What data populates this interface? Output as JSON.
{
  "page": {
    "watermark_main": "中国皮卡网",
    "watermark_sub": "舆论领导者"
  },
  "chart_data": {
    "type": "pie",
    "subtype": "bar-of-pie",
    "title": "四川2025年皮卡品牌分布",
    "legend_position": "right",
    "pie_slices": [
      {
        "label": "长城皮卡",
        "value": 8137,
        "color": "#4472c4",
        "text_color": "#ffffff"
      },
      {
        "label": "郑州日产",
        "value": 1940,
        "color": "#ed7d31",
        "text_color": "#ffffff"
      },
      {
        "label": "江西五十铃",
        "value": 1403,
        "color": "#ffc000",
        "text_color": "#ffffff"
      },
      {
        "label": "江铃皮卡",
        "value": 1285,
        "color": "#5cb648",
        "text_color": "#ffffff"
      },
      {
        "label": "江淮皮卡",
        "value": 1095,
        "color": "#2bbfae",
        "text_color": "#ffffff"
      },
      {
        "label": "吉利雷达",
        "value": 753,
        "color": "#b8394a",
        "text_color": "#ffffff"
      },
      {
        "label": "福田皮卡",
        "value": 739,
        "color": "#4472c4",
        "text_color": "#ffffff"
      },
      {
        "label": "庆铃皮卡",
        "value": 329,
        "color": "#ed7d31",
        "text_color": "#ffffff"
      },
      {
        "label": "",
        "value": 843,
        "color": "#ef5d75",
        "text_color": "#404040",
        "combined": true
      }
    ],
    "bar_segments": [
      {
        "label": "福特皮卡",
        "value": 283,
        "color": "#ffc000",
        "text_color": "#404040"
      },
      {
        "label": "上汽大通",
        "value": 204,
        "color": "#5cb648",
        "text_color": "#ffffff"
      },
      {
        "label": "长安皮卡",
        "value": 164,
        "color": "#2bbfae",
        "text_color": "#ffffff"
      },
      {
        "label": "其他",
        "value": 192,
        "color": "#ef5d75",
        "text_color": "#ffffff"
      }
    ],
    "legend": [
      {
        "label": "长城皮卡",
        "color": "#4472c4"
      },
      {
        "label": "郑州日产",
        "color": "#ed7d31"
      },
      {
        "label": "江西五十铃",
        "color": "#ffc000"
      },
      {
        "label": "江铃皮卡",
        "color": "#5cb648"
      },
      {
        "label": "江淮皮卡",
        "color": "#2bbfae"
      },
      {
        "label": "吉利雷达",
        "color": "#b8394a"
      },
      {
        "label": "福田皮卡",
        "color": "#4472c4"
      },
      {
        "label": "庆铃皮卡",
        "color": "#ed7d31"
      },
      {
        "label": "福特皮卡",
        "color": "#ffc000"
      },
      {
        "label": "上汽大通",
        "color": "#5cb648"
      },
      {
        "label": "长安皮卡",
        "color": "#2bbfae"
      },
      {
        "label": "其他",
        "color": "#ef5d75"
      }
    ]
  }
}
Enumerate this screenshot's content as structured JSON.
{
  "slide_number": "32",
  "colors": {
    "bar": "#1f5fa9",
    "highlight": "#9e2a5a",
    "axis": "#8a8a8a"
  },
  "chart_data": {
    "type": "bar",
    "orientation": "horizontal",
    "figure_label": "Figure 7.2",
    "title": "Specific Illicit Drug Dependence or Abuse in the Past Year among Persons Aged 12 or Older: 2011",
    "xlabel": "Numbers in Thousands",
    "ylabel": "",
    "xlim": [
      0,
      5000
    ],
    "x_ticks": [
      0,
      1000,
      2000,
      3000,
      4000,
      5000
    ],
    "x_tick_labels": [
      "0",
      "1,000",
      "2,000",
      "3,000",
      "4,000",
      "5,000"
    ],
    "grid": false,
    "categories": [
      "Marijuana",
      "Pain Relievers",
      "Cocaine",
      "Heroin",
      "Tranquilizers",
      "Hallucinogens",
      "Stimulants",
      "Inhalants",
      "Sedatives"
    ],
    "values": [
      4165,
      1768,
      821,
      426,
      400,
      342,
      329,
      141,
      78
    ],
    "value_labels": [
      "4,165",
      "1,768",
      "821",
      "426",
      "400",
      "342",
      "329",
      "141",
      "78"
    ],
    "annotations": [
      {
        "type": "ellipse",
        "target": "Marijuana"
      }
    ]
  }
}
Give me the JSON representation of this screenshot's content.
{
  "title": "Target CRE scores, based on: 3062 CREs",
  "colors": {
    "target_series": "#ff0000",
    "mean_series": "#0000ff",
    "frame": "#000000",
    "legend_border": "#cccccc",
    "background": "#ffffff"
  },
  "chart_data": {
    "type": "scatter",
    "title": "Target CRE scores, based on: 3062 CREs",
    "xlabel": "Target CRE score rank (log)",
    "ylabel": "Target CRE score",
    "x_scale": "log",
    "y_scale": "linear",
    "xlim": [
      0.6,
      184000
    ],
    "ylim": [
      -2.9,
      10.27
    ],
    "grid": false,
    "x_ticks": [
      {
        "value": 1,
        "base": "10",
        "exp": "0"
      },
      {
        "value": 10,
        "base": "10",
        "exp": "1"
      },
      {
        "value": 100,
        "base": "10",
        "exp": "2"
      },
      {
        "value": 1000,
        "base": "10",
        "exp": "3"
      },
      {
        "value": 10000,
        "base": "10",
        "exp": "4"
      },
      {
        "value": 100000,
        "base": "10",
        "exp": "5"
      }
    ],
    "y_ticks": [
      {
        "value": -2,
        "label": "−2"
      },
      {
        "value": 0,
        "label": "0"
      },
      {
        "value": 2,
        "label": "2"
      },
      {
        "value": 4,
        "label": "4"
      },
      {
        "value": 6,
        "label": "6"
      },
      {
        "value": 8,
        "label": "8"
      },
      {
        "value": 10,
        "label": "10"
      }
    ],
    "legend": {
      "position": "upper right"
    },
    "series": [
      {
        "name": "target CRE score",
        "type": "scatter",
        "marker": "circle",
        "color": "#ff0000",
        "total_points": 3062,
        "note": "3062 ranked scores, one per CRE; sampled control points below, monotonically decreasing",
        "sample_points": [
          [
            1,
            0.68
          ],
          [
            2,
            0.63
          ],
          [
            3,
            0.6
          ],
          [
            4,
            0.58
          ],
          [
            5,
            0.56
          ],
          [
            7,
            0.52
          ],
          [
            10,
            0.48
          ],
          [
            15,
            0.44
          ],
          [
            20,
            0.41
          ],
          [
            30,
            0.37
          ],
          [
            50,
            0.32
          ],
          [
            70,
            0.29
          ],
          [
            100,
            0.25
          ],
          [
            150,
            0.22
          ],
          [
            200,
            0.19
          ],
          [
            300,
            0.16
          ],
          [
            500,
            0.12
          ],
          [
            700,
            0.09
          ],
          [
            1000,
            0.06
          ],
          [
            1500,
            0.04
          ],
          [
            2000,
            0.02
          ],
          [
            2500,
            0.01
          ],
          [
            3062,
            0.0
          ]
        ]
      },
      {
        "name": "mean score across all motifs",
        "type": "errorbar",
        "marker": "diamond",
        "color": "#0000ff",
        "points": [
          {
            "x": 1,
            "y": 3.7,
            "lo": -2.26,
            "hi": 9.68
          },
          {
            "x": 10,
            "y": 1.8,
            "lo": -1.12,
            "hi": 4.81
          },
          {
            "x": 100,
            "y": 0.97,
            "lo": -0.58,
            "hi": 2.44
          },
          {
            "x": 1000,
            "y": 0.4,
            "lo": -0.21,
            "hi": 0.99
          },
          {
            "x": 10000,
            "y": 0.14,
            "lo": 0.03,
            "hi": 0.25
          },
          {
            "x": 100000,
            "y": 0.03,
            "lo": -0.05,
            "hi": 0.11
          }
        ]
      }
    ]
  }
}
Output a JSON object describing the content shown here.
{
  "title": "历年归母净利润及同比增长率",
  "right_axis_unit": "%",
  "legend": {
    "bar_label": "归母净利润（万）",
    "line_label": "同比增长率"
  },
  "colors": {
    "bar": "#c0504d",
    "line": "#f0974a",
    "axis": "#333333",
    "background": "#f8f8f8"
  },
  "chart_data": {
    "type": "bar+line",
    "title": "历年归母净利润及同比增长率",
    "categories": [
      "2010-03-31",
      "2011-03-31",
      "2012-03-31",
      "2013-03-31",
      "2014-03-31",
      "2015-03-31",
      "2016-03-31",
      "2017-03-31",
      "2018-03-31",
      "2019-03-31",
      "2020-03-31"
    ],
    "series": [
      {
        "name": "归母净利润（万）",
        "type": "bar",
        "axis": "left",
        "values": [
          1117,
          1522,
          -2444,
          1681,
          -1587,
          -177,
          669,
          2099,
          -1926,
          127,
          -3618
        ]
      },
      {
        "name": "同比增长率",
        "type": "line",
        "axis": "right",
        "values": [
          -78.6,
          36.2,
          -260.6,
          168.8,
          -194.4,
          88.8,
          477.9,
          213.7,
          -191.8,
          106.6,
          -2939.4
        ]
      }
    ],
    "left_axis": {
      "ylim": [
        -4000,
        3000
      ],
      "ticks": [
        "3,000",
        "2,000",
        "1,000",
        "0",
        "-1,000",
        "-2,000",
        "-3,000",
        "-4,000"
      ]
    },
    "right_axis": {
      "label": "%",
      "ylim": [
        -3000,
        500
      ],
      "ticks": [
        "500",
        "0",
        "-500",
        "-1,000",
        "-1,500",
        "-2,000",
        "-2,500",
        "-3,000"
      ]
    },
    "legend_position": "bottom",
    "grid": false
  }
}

* * * * * * * * *

■ What you need to do ■
Go through the data and gather every line that holds "this".

■ Written solution ■
What data populates this interface? Output as JSON.
Enumerate this screenshot's content as structured JSON.
Give me the JSON representation of this screenshot's content.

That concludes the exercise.